In your copy, include no images, and write out every entry below exactly as it stands.

* [THE INPUT]:
——

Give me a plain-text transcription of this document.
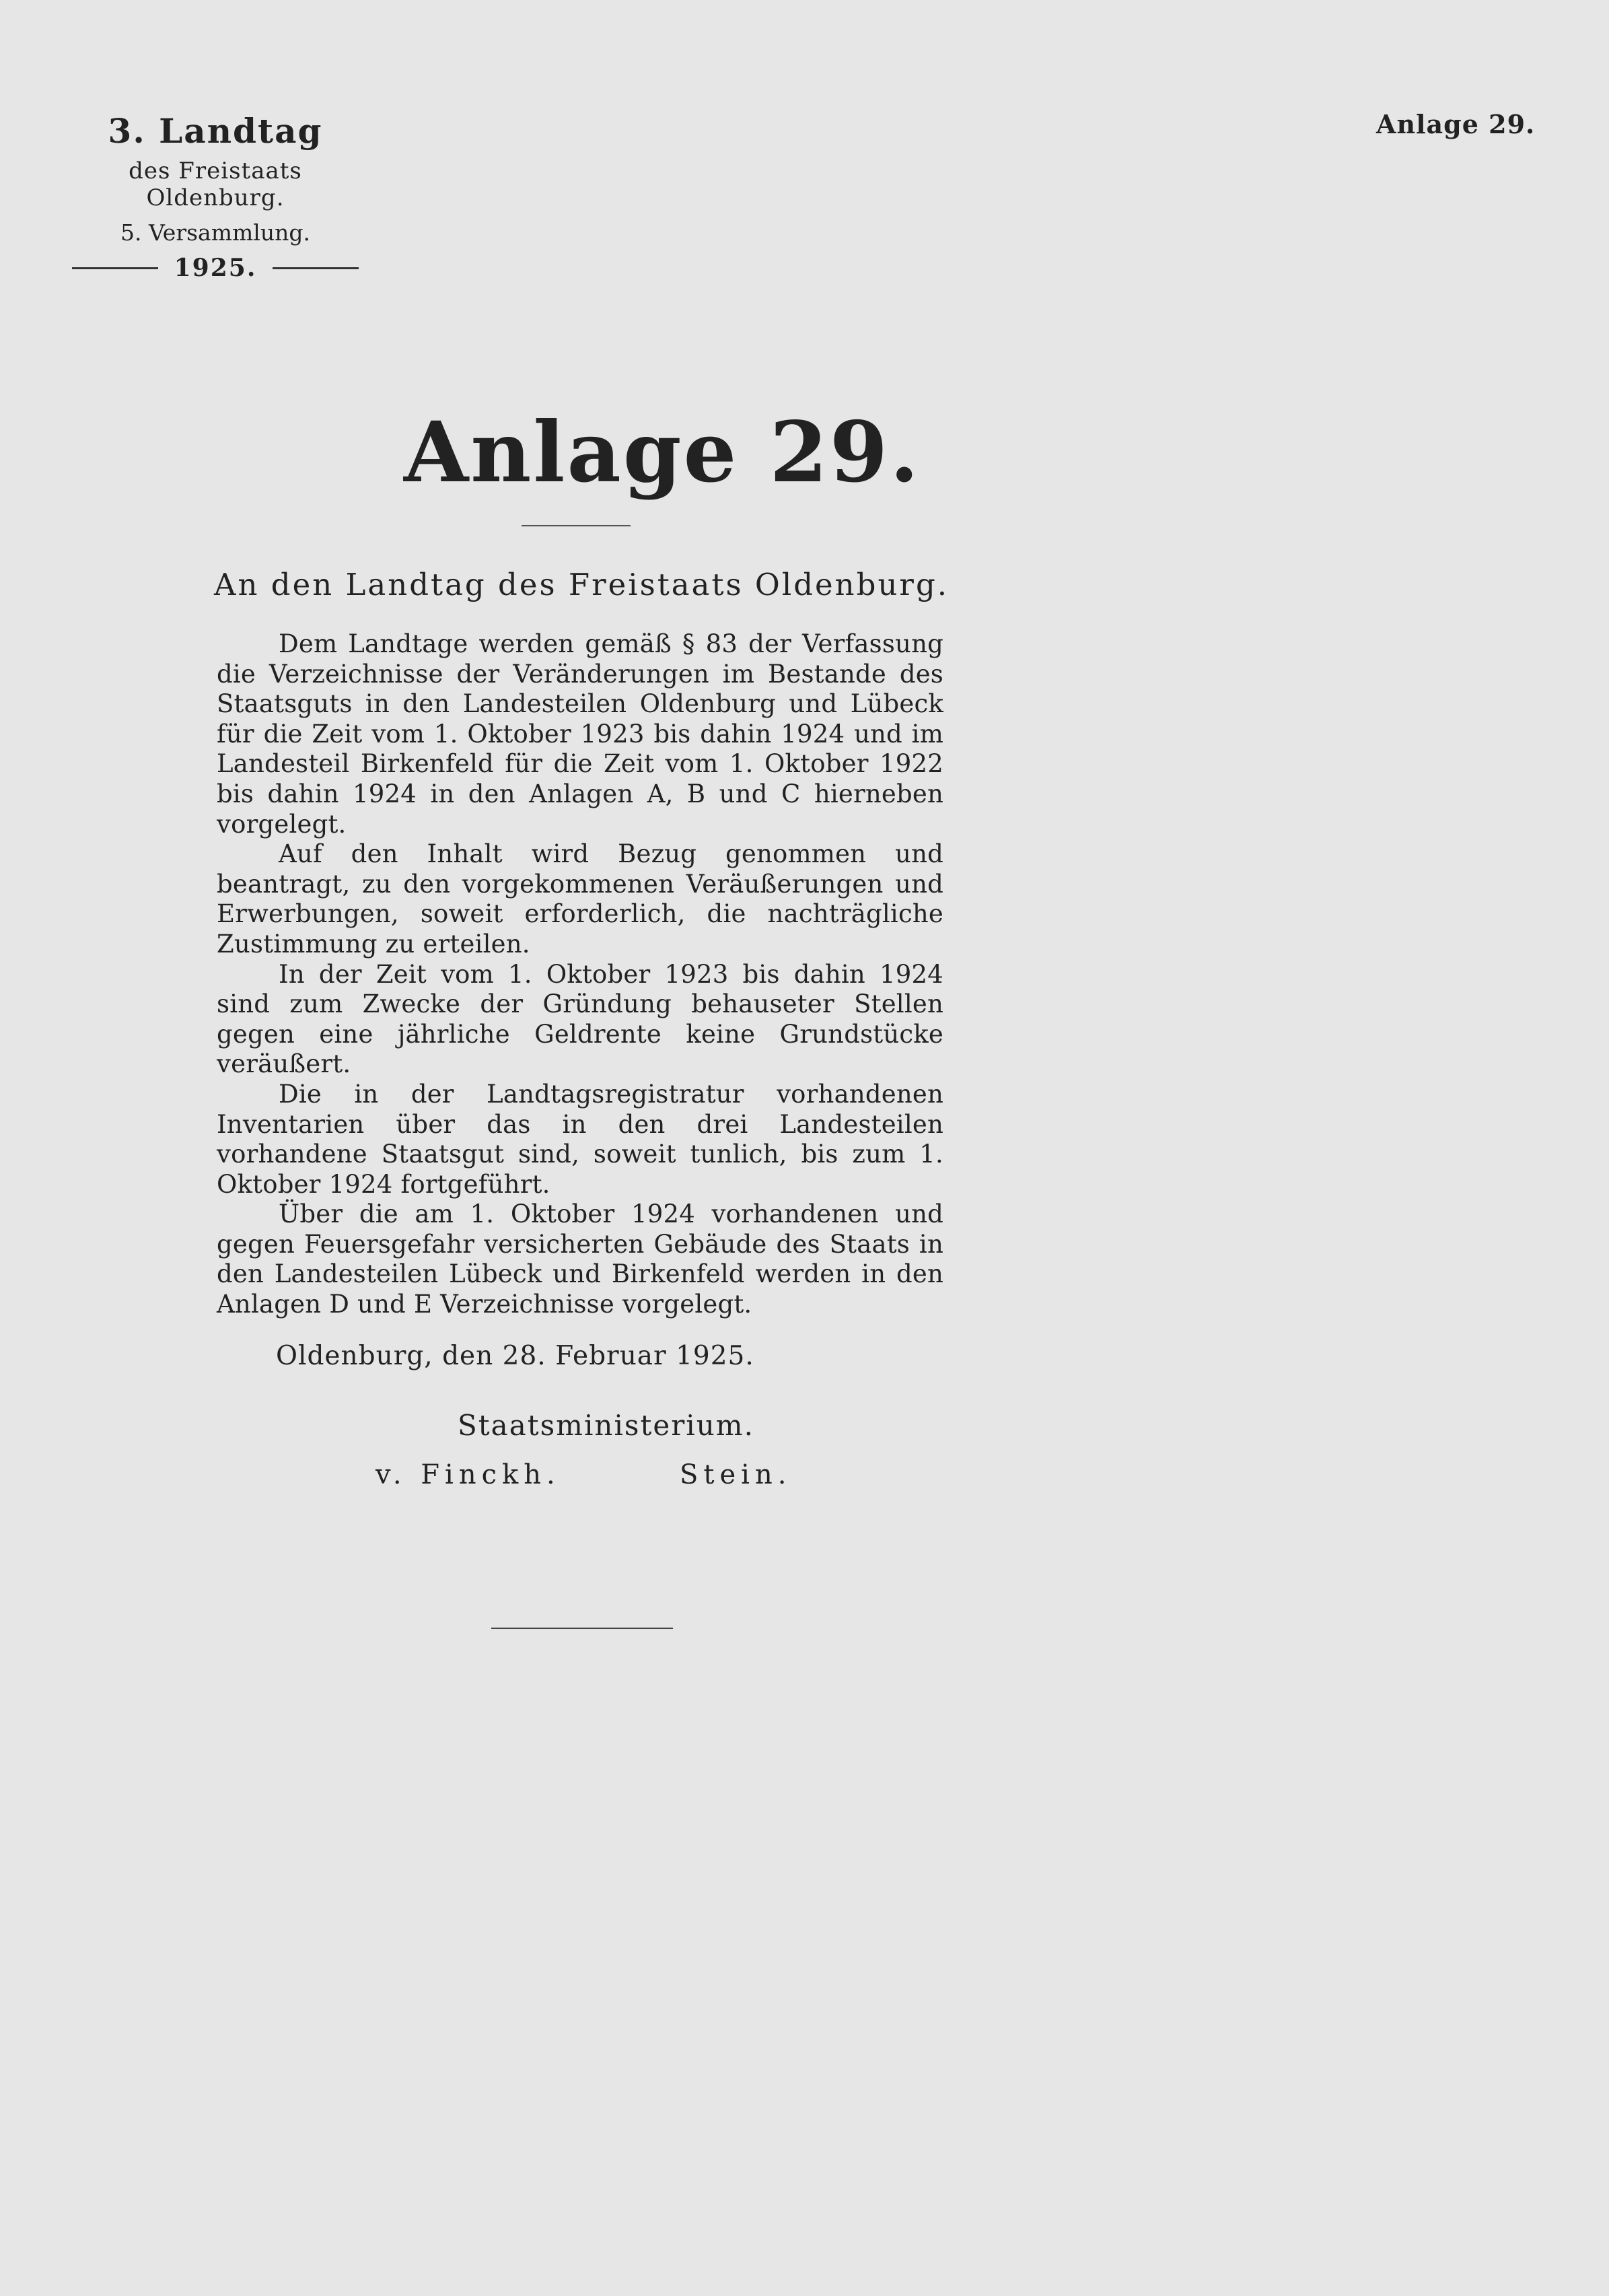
3. Landtag
des Freistaats Oldenburg.
5. Versammlung.
1925.
Anlage 29.
Anlage 29.
An den Landtag des Freistaats Oldenburg.

Dem Landtage werden gemäß § 83 der Verfassung die Verzeichnisse der Veränderungen im Bestande des Staatsguts in den Landesteilen Oldenburg und Lübeck für die Zeit vom 1. Oktober 1923 bis dahin 1924 und im Landesteil Birkenfeld für die Zeit vom 1. Oktober 1922 bis dahin 1924 in den Anlagen A, B und C hierneben vorgelegt.

Auf den Inhalt wird Bezug genommen und beantragt, zu den vorgekommenen Veräußerungen und Erwerbungen, soweit erforderlich, die nachträgliche Zustimmung zu erteilen.

In der Zeit vom 1. Oktober 1923 bis dahin 1924 sind zum Zwecke der Gründung behauseter Stellen gegen eine jährliche Geldrente keine Grundstücke veräußert.

Die in der Landtagsregistratur vorhandenen Inventarien über das in den drei Landesteilen vorhandene Staatsgut sind, soweit tunlich, bis zum 1. Oktober 1924 fortgeführt.

Über die am 1. Oktober 1924 vorhandenen und gegen Feuersgefahr versicherten Gebäude des Staats in den Landesteilen Lübeck und Birkenfeld werden in den Anlagen D und E Verzeichnisse vorgelegt.

Oldenburg, den 28. Februar 1925.
Staatsministerium.
v. Finckh.	Stein.
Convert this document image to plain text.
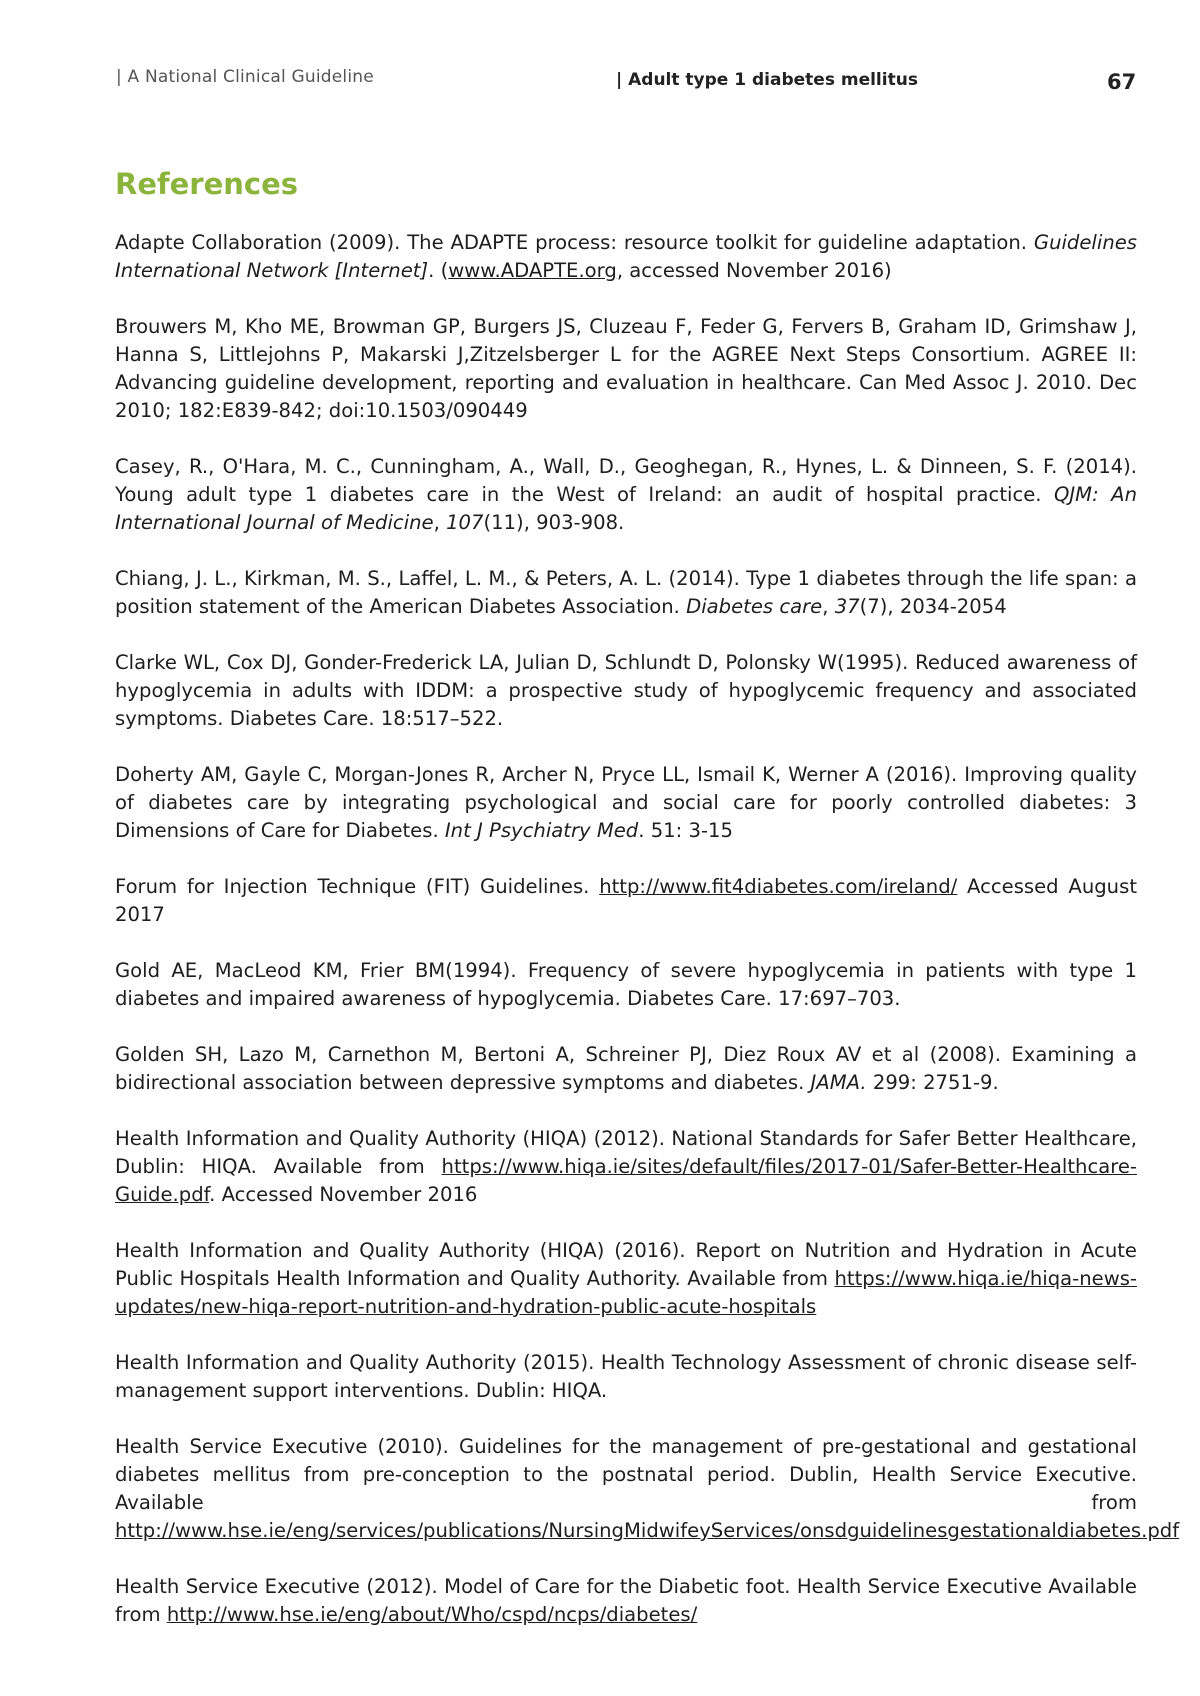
| A National Clinical Guideline	| Adult type 1 diabetes mellitus	67
References

Adapte Collaboration (2009). The ADAPTE process: resource toolkit for guideline adaptation. Guidelines International Network [Internet]. (www.ADAPTE.org, accessed November 2016)

Brouwers M, Kho ME, Browman GP, Burgers JS, Cluzeau F, Feder G, Fervers B, Graham ID, Grimshaw J, Hanna S, Littlejohns P, Makarski J,Zitzelsberger L for the AGREE Next Steps Consortium. AGREE II: Advancing guideline development, reporting and evaluation in healthcare. Can Med Assoc J. 2010. Dec 2010; 182:E839-842; doi:10.1503/090449

Casey, R., O'Hara, M. C., Cunningham, A., Wall, D., Geoghegan, R., Hynes, L. & Dinneen, S. F. (2014). Young adult type 1 diabetes care in the West of Ireland: an audit of hospital practice. QJM: An International Journal of Medicine, 107(11), 903-908.

Chiang, J. L., Kirkman, M. S., Laffel, L. M., & Peters, A. L. (2014). Type 1 diabetes through the life span: a position statement of the American Diabetes Association. Diabetes care, 37(7), 2034-2054

Clarke WL, Cox DJ, Gonder-Frederick LA, Julian D, Schlundt D, Polonsky W(1995). Reduced awareness of hypoglycemia in adults with IDDM: a prospective study of hypoglycemic frequency and associated symptoms. Diabetes Care. 18:517–522.

Doherty AM, Gayle C, Morgan-Jones R, Archer N, Pryce LL, Ismail K, Werner A (2016). Improving quality of diabetes care by integrating psychological and social care for poorly controlled diabetes: 3 Dimensions of Care for Diabetes. Int J Psychiatry Med. 51: 3-15

Forum for Injection Technique (FIT) Guidelines. http://www.fit4diabetes.com/ireland/ Accessed August 2017

Gold AE, MacLeod KM, Frier BM(1994). Frequency of severe hypoglycemia in patients with type 1 diabetes and impaired awareness of hypoglycemia. Diabetes Care. 17:697–703.

Golden SH, Lazo M, Carnethon M, Bertoni A, Schreiner PJ, Diez Roux AV et al (2008). Examining a bidirectional association between depressive symptoms and diabetes. JAMA. 299: 2751-9.

Health Information and Quality Authority (HIQA) (2012). National Standards for Safer Better Healthcare, Dublin: HIQA. Available from https://www.hiqa.ie/sites/default/files/2017-01/Safer-Better-Healthcare-Guide.pdf. Accessed November 2016

Health Information and Quality Authority (HIQA) (2016). Report on Nutrition and Hydration in Acute Public Hospitals Health Information and Quality Authority. Available from https://www.hiqa.ie/hiqa-news-updates/new-hiqa-report-nutrition-and-hydration-public-acute-hospitals

Health Information and Quality Authority (2015). Health Technology Assessment of chronic disease self-management support interventions. Dublin: HIQA.

Health Service Executive (2010). Guidelines for the management of pre-gestational and gestational diabetes mellitus from pre-conception to the postnatal period. Dublin, Health Service Executive. Available from http://www.hse.ie/eng/services/publications/NursingMidwifeyServices/onsdguidelinesgestationaldiabetes.pdf

Health Service Executive (2012). Model of Care for the Diabetic foot. Health Service Executive Available from http://www.hse.ie/eng/about/Who/cspd/ncps/diabetes/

——

* [ANSWER FOR THE TASK]:
Give me a plain-text transcription of this document.
3. Landtag
des Freistaats Oldenburg.
5. Versammlung.
1925.
Anlage 29.
Anlage 29.
An den Landtag des Freistaats Oldenburg.

Dem Landtage werden gemäß § 83 der Verfassung die Verzeichnisse der Veränderungen im Bestande des Staatsguts in den Landesteilen Oldenburg und Lübeck für die Zeit vom 1. Oktober 1923 bis dahin 1924 und im Landesteil Birkenfeld für die Zeit vom 1. Oktober 1922 bis dahin 1924 in den Anlagen A, B und C hierneben vorgelegt.

Auf den Inhalt wird Bezug genommen und beantragt, zu den vorgekommenen Veräußerungen und Erwerbungen, soweit erforderlich, die nachträgliche Zustimmung zu erteilen.

In der Zeit vom 1. Oktober 1923 bis dahin 1924 sind zum Zwecke der Gründung behauseter Stellen gegen eine jährliche Geldrente keine Grundstücke veräußert.

Die in der Landtagsregistratur vorhandenen Inventarien über das in den drei Landesteilen vorhandene Staatsgut sind, soweit tunlich, bis zum 1. Oktober 1924 fortgeführt.

Über die am 1. Oktober 1924 vorhandenen und gegen Feuersgefahr versicherten Gebäude des Staats in den Landesteilen Lübeck und Birkenfeld werden in den Anlagen D und E Verzeichnisse vorgelegt.

Oldenburg, den 28. Februar 1925.
Staatsministerium.
v. Finckh.	Stein.
Convert this document image to plain text.
| A National Clinical Guideline	| Adult type 1 diabetes mellitus	67
References

Adapte Collaboration (2009). The ADAPTE process: resource toolkit for guideline adaptation. Guidelines International Network [Internet]. (www.ADAPTE.org, accessed November 2016)

Brouwers M, Kho ME, Browman GP, Burgers JS, Cluzeau F, Feder G, Fervers B, Graham ID, Grimshaw J, Hanna S, Littlejohns P, Makarski J,Zitzelsberger L for the AGREE Next Steps Consortium. AGREE II: Advancing guideline development, reporting and evaluation in healthcare. Can Med Assoc J. 2010. Dec 2010; 182:E839-842; doi:10.1503/090449

Casey, R., O'Hara, M. C., Cunningham, A., Wall, D., Geoghegan, R., Hynes, L. & Dinneen, S. F. (2014). Young adult type 1 diabetes care in the West of Ireland: an audit of hospital practice. QJM: An International Journal of Medicine, 107(11), 903-908.

Chiang, J. L., Kirkman, M. S., Laffel, L. M., & Peters, A. L. (2014). Type 1 diabetes through the life span: a position statement of the American Diabetes Association. Diabetes care, 37(7), 2034-2054

Clarke WL, Cox DJ, Gonder-Frederick LA, Julian D, Schlundt D, Polonsky W(1995). Reduced awareness of hypoglycemia in adults with IDDM: a prospective study of hypoglycemic frequency and associated symptoms. Diabetes Care. 18:517–522.

Doherty AM, Gayle C, Morgan-Jones R, Archer N, Pryce LL, Ismail K, Werner A (2016). Improving quality of diabetes care by integrating psychological and social care for poorly controlled diabetes: 3 Dimensions of Care for Diabetes. Int J Psychiatry Med. 51: 3-15

Forum for Injection Technique (FIT) Guidelines. http://www.fit4diabetes.com/ireland/ Accessed August 2017

Gold AE, MacLeod KM, Frier BM(1994). Frequency of severe hypoglycemia in patients with type 1 diabetes and impaired awareness of hypoglycemia. Diabetes Care. 17:697–703.

Golden SH, Lazo M, Carnethon M, Bertoni A, Schreiner PJ, Diez Roux AV et al (2008). Examining a bidirectional association between depressive symptoms and diabetes. JAMA. 299: 2751-9.

Health Information and Quality Authority (HIQA) (2012). National Standards for Safer Better Healthcare, Dublin: HIQA. Available from https://www.hiqa.ie/sites/default/files/2017-01/Safer-Better-Healthcare-Guide.pdf. Accessed November 2016

Health Information and Quality Authority (HIQA) (2016). Report on Nutrition and Hydration in Acute Public Hospitals Health Information and Quality Authority. Available from https://www.hiqa.ie/hiqa-news-updates/new-hiqa-report-nutrition-and-hydration-public-acute-hospitals

Health Information and Quality Authority (2015). Health Technology Assessment of chronic disease self-management support interventions. Dublin: HIQA.

Health Service Executive (2010). Guidelines for the management of pre-gestational and gestational diabetes mellitus from pre-conception to the postnatal period. Dublin, Health Service Executive. Available from http://www.hse.ie/eng/services/publications/NursingMidwifeyServices/onsdguidelinesgestationaldiabetes.pdf

Health Service Executive (2012). Model of Care for the Diabetic foot. Health Service Executive Available from http://www.hse.ie/eng/about/Who/cspd/ncps/diabetes/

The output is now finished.